▸ **Exercise objective**
The records below must be copied in full; omit the images.

start Material for the task

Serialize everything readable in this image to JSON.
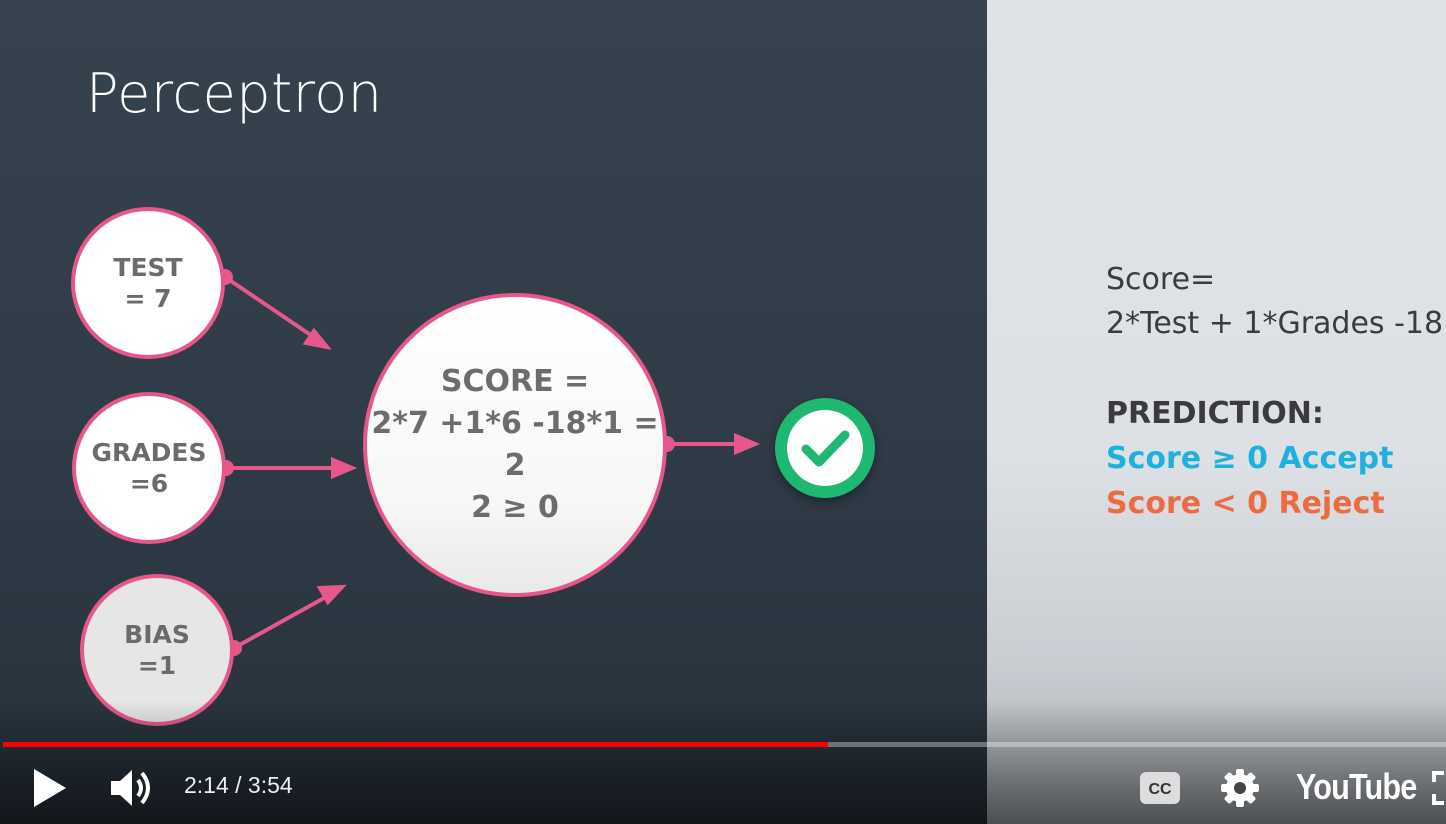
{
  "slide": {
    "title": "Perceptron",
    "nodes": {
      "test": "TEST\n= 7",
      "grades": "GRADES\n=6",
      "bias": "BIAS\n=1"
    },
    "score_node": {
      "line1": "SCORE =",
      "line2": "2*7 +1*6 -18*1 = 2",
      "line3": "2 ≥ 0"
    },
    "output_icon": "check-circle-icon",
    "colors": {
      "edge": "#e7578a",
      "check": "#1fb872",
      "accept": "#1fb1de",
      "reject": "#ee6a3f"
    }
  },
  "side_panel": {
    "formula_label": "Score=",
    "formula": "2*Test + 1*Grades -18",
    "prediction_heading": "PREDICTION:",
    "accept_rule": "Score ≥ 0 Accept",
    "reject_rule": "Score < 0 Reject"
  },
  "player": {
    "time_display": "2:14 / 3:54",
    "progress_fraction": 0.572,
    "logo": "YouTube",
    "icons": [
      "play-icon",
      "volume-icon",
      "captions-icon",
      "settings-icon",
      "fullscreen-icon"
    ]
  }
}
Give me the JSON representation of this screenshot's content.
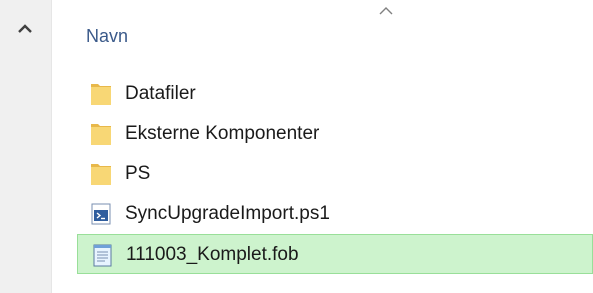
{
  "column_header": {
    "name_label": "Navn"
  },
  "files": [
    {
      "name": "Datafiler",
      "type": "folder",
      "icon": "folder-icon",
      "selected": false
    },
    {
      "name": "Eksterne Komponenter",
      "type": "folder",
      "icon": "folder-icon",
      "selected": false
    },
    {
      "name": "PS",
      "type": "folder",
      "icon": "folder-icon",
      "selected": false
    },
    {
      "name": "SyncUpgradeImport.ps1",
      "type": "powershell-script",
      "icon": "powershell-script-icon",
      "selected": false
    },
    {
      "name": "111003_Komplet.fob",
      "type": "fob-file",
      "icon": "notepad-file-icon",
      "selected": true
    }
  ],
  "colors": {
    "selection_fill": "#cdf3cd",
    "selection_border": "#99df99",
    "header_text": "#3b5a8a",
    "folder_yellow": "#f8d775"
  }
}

end Material for the task

▸ **Task response**
Serialize everything readable in this image to JSON.
{
  "slide": {
    "title": "Perceptron",
    "nodes": {
      "test": "TEST\n= 7",
      "grades": "GRADES\n=6",
      "bias": "BIAS\n=1"
    },
    "score_node": {
      "line1": "SCORE =",
      "line2": "2*7 +1*6 -18*1 = 2",
      "line3": "2 ≥ 0"
    },
    "output_icon": "check-circle-icon",
    "colors": {
      "edge": "#e7578a",
      "check": "#1fb872",
      "accept": "#1fb1de",
      "reject": "#ee6a3f"
    }
  },
  "side_panel": {
    "formula_label": "Score=",
    "formula": "2*Test + 1*Grades -18",
    "prediction_heading": "PREDICTION:",
    "accept_rule": "Score ≥ 0 Accept",
    "reject_rule": "Score < 0 Reject"
  },
  "player": {
    "time_display": "2:14 / 3:54",
    "progress_fraction": 0.572,
    "logo": "YouTube",
    "icons": [
      "play-icon",
      "volume-icon",
      "captions-icon",
      "settings-icon",
      "fullscreen-icon"
    ]
  }
}
Give me the JSON representation of this screenshot's content.
{
  "column_header": {
    "name_label": "Navn"
  },
  "files": [
    {
      "name": "Datafiler",
      "type": "folder",
      "icon": "folder-icon",
      "selected": false
    },
    {
      "name": "Eksterne Komponenter",
      "type": "folder",
      "icon": "folder-icon",
      "selected": false
    },
    {
      "name": "PS",
      "type": "folder",
      "icon": "folder-icon",
      "selected": false
    },
    {
      "name": "SyncUpgradeImport.ps1",
      "type": "powershell-script",
      "icon": "powershell-script-icon",
      "selected": false
    },
    {
      "name": "111003_Komplet.fob",
      "type": "fob-file",
      "icon": "notepad-file-icon",
      "selected": true
    }
  ],
  "colors": {
    "selection_fill": "#cdf3cd",
    "selection_border": "#99df99",
    "header_text": "#3b5a8a",
    "folder_yellow": "#f8d775"
  }
}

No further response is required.